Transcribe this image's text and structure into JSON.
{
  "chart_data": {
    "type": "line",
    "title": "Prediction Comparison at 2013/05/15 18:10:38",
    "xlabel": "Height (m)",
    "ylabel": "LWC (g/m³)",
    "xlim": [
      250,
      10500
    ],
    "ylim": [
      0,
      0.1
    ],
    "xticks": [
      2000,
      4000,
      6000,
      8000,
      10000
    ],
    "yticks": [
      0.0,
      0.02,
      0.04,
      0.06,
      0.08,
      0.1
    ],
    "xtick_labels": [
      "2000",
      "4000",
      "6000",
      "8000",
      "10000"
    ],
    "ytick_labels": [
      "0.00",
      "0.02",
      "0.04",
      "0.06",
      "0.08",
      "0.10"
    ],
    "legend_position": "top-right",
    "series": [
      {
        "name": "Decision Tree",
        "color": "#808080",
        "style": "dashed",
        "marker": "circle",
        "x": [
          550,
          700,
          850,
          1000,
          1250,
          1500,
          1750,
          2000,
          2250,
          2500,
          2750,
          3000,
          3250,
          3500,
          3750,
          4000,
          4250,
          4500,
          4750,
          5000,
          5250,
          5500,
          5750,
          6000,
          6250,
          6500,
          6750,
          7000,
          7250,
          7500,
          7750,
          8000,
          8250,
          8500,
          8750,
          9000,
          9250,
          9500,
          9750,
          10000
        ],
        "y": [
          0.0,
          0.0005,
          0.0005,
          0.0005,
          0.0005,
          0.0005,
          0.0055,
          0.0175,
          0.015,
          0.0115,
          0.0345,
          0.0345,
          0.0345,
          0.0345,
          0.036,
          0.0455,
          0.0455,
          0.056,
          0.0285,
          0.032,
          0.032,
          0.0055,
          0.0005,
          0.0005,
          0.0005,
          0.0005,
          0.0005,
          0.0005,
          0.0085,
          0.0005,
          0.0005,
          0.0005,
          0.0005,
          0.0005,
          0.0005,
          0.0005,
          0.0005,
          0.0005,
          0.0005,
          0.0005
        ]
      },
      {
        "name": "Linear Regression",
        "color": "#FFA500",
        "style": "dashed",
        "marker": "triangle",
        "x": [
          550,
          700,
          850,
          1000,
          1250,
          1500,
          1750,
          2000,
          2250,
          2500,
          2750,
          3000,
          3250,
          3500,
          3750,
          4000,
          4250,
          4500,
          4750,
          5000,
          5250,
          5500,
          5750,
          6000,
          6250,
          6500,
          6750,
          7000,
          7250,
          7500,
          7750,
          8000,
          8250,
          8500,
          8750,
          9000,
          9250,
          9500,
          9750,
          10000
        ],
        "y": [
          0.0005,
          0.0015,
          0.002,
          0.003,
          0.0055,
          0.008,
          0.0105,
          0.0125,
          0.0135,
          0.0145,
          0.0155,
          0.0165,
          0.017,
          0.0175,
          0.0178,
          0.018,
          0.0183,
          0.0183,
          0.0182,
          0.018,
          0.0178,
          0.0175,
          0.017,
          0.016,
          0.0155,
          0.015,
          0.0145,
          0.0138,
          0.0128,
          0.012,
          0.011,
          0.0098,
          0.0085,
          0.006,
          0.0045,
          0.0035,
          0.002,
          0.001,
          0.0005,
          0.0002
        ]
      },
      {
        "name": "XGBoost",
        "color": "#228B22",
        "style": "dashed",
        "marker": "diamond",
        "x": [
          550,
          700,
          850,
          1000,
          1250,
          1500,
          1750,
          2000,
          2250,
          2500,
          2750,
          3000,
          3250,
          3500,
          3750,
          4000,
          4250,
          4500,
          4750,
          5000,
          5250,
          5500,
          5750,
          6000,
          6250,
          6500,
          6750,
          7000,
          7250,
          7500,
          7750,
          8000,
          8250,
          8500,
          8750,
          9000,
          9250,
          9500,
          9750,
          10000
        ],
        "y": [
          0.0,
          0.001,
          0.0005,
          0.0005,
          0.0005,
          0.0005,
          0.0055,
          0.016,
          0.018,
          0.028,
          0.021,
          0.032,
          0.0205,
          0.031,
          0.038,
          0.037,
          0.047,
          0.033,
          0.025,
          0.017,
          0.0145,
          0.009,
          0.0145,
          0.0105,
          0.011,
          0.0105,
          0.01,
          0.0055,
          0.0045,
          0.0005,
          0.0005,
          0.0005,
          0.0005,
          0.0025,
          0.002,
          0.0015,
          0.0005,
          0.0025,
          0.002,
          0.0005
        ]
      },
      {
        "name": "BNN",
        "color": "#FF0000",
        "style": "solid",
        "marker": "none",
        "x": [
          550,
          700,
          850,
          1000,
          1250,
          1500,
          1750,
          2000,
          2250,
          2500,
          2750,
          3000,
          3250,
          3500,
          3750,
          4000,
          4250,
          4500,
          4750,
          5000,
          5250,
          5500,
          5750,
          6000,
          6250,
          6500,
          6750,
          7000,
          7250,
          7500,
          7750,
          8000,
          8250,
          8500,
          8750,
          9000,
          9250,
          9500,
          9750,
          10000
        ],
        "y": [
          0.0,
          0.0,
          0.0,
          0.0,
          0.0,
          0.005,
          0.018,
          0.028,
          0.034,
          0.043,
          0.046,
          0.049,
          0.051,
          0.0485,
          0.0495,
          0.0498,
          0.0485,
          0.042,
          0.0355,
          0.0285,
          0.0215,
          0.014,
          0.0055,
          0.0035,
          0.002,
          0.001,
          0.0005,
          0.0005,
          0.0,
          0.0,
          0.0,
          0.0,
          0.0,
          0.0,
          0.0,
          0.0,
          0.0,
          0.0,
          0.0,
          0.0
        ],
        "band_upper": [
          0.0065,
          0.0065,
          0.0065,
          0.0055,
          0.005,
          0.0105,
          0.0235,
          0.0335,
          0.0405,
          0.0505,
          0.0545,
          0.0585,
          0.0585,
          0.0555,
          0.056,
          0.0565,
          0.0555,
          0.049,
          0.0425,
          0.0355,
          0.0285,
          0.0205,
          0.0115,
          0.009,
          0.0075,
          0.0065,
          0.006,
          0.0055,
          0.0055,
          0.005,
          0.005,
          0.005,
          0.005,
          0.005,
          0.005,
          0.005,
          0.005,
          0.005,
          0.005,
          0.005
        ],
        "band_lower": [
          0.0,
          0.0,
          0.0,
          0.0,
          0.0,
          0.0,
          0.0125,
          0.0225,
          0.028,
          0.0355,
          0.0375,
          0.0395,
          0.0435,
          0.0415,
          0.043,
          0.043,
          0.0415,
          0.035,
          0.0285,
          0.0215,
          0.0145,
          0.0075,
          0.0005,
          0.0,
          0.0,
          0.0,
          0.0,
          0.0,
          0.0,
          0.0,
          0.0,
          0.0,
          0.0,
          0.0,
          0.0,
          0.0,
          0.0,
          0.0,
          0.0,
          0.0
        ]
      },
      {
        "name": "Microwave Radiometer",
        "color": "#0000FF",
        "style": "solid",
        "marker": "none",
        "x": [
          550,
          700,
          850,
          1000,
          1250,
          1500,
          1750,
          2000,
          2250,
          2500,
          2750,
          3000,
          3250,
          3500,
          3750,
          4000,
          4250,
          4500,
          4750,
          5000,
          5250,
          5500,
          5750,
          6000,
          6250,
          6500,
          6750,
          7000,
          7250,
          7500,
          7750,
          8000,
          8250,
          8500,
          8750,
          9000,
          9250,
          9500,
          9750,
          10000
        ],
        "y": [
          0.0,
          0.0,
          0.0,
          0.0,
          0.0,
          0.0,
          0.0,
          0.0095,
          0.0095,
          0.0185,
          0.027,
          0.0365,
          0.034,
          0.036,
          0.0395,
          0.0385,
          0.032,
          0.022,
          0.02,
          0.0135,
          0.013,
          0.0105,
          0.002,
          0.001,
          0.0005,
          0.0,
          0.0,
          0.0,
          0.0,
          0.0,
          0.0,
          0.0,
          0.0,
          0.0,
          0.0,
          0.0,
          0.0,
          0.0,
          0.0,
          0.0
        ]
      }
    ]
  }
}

* * * * *

The task: Count each line where the string "name" occurs, and write only the number.

The output: 5